▸ What to produce:
Only the number is wanted: how many lines contain the word "plot"?

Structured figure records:
start

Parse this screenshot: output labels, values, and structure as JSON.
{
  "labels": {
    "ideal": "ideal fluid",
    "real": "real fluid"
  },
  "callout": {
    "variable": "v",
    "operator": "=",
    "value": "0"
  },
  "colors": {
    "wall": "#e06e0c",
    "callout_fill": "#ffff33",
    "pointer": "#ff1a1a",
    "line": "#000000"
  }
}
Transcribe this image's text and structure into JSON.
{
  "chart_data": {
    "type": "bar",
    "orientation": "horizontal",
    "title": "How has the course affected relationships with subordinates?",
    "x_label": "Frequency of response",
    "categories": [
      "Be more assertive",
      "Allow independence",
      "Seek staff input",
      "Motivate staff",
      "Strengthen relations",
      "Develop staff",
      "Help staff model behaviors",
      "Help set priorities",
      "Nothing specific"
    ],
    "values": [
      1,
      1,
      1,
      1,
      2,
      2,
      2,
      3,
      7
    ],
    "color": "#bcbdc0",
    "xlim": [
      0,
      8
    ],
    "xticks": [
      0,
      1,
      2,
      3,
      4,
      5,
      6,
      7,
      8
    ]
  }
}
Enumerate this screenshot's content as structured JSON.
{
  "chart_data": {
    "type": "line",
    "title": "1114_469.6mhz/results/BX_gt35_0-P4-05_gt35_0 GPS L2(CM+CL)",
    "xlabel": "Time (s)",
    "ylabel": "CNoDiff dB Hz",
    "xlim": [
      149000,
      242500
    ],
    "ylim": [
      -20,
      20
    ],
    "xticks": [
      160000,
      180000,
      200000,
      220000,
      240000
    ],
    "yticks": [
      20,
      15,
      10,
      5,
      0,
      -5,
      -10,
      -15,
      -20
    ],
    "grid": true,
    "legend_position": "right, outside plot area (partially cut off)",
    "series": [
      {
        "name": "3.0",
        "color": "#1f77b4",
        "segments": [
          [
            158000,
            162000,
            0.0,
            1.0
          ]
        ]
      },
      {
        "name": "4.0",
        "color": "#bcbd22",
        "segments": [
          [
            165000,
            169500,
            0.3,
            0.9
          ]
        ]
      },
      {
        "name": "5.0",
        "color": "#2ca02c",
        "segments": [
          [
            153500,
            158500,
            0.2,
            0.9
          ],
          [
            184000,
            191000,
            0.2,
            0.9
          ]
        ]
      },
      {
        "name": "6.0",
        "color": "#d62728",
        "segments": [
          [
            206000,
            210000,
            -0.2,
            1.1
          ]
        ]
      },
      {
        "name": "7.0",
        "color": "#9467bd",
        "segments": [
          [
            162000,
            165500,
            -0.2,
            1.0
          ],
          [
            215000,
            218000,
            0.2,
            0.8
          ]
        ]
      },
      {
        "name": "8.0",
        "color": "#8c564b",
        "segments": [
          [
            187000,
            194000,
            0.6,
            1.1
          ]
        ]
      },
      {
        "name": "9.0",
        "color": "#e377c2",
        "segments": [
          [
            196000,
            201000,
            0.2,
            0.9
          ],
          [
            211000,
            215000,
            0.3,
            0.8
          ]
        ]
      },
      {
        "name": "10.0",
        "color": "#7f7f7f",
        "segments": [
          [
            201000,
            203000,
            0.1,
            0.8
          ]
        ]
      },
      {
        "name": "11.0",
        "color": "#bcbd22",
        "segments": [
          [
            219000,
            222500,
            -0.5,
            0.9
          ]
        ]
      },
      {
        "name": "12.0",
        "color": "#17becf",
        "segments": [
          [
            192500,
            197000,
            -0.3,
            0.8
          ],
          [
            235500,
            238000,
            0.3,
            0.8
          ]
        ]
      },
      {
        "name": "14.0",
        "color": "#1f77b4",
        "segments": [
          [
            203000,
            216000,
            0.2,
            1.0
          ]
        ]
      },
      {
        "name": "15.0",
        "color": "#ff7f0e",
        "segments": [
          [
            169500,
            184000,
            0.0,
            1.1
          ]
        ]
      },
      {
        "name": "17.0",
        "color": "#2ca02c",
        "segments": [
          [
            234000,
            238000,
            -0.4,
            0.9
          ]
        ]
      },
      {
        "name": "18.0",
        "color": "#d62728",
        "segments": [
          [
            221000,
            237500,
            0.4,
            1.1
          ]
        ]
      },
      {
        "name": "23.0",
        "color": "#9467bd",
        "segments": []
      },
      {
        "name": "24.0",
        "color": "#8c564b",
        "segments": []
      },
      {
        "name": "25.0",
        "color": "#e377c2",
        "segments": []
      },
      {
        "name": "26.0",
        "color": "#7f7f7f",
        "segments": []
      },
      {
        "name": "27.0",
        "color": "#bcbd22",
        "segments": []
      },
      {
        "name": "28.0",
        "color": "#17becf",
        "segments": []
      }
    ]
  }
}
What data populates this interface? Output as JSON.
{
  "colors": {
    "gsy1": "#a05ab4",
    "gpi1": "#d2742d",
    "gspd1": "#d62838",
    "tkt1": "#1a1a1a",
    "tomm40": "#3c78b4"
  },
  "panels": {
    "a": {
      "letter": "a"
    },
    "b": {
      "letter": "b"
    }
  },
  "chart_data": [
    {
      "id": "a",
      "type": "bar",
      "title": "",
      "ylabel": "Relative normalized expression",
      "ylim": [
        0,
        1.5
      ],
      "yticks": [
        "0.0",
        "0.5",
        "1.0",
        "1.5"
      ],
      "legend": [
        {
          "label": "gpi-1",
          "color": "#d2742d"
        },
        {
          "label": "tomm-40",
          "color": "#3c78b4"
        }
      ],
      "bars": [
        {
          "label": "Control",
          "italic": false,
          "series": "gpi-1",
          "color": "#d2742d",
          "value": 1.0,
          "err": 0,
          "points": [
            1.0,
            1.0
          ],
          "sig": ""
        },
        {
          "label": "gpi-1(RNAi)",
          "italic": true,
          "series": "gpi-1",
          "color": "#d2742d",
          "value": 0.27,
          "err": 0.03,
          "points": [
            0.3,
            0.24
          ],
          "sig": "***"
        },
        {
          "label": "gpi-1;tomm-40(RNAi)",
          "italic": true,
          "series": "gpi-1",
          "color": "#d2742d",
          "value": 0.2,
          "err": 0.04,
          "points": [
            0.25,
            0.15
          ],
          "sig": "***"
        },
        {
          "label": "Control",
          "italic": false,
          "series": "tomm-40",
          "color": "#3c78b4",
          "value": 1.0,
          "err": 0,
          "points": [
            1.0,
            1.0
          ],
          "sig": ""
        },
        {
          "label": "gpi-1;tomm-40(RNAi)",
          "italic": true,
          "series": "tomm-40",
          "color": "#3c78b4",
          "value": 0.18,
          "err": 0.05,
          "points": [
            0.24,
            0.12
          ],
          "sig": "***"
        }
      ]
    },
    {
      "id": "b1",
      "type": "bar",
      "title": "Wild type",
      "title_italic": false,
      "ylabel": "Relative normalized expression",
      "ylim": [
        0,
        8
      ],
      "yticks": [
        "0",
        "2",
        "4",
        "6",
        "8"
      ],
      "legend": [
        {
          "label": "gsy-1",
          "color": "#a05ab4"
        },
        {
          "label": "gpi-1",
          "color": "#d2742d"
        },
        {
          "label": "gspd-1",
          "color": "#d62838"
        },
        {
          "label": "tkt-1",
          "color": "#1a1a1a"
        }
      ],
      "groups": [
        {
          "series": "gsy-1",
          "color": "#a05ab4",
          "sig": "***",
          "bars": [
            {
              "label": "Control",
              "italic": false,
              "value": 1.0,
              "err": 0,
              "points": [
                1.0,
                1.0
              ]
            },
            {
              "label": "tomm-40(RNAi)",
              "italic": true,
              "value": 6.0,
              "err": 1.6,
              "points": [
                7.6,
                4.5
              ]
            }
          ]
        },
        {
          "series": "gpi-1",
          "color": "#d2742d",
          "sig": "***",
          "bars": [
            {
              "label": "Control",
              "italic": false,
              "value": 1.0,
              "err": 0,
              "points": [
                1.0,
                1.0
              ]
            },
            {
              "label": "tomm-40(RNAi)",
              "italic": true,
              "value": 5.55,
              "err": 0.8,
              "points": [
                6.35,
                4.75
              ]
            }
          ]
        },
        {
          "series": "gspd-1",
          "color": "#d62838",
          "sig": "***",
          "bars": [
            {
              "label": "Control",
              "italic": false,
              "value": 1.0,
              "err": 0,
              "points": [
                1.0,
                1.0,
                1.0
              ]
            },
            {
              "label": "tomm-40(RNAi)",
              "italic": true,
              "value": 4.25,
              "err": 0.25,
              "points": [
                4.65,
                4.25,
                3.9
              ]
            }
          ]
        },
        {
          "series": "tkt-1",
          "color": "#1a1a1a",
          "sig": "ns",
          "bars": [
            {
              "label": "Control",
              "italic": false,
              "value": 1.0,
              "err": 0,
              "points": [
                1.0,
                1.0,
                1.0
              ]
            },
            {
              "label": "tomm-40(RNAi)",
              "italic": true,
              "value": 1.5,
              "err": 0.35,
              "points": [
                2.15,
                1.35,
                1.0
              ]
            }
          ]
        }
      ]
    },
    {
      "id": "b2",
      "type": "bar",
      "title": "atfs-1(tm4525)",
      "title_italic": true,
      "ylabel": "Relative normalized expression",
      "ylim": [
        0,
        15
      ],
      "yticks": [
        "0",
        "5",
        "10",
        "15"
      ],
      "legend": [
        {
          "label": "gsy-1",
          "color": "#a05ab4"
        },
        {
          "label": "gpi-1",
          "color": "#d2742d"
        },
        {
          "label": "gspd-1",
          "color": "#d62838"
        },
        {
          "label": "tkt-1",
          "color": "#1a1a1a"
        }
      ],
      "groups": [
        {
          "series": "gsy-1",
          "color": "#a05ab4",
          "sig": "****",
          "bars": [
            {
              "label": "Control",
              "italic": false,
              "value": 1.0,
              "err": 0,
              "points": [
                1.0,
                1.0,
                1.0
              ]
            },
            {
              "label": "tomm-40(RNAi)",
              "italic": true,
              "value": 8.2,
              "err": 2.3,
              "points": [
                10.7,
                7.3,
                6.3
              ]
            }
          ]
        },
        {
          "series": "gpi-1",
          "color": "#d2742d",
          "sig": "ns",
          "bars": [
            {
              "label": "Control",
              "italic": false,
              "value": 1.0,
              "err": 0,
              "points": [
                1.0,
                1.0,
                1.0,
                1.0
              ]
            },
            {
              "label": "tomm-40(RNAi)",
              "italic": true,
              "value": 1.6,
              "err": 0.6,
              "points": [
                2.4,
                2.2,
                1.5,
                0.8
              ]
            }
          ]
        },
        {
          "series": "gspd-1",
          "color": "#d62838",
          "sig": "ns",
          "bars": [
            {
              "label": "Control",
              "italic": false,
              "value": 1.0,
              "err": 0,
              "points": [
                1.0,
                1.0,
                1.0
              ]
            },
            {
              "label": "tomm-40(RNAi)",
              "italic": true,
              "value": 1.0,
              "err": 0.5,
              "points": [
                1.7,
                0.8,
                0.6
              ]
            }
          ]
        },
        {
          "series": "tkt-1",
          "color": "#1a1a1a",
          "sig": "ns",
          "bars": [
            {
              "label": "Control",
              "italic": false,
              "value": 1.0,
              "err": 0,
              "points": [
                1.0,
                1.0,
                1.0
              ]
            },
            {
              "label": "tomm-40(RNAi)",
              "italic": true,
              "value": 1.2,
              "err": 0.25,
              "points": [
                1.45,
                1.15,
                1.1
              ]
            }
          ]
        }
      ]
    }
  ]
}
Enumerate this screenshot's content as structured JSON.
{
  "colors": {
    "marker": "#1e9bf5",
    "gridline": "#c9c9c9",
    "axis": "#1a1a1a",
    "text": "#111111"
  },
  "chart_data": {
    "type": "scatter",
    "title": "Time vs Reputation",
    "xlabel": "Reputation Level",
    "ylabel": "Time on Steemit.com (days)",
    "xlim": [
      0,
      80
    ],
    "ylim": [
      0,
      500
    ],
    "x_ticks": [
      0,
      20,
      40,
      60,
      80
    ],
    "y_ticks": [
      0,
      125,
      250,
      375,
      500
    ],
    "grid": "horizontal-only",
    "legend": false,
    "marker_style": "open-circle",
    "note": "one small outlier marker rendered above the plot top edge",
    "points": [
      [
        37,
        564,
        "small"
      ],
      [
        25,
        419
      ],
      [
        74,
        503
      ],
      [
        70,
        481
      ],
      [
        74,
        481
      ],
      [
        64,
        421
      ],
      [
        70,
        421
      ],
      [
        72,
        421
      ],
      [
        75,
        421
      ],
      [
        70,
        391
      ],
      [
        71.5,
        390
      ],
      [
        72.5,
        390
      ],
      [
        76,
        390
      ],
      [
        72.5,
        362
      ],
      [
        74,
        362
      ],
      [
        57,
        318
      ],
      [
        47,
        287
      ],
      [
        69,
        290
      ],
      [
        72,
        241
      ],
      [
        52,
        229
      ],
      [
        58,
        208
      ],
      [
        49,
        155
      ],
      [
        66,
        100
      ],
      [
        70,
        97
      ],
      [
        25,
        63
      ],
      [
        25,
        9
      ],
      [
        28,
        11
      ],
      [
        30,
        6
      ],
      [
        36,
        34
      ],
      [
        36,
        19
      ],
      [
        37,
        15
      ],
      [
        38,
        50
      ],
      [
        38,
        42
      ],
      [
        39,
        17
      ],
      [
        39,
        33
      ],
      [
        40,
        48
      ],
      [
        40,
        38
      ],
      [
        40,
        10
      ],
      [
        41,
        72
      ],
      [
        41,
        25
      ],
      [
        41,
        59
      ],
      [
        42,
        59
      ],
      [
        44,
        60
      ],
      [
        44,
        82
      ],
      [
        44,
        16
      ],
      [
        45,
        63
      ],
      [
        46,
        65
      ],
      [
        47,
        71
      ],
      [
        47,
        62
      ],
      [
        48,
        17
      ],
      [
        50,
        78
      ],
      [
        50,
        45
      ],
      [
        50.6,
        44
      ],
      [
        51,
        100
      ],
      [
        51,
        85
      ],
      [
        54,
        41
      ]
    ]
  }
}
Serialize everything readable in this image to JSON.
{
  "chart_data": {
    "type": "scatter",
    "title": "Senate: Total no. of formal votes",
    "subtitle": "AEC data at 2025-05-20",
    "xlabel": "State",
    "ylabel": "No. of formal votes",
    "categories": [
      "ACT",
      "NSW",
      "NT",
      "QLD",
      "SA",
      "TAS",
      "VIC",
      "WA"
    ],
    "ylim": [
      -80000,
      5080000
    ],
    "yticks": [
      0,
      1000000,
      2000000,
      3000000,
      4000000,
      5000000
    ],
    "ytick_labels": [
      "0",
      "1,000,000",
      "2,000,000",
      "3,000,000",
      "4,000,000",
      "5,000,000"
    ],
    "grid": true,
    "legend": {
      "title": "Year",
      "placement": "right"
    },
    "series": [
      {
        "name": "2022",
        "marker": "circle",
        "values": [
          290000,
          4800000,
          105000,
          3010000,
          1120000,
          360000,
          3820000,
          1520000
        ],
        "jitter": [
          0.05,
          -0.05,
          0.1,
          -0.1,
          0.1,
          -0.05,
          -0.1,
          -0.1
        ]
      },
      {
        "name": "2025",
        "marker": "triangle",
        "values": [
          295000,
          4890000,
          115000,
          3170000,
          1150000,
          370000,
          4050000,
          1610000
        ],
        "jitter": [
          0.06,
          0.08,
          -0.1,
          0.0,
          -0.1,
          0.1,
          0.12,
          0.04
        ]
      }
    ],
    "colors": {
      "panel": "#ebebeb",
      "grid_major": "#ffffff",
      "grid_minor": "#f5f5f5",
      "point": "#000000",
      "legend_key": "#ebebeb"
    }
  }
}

end

▸ Task response:
2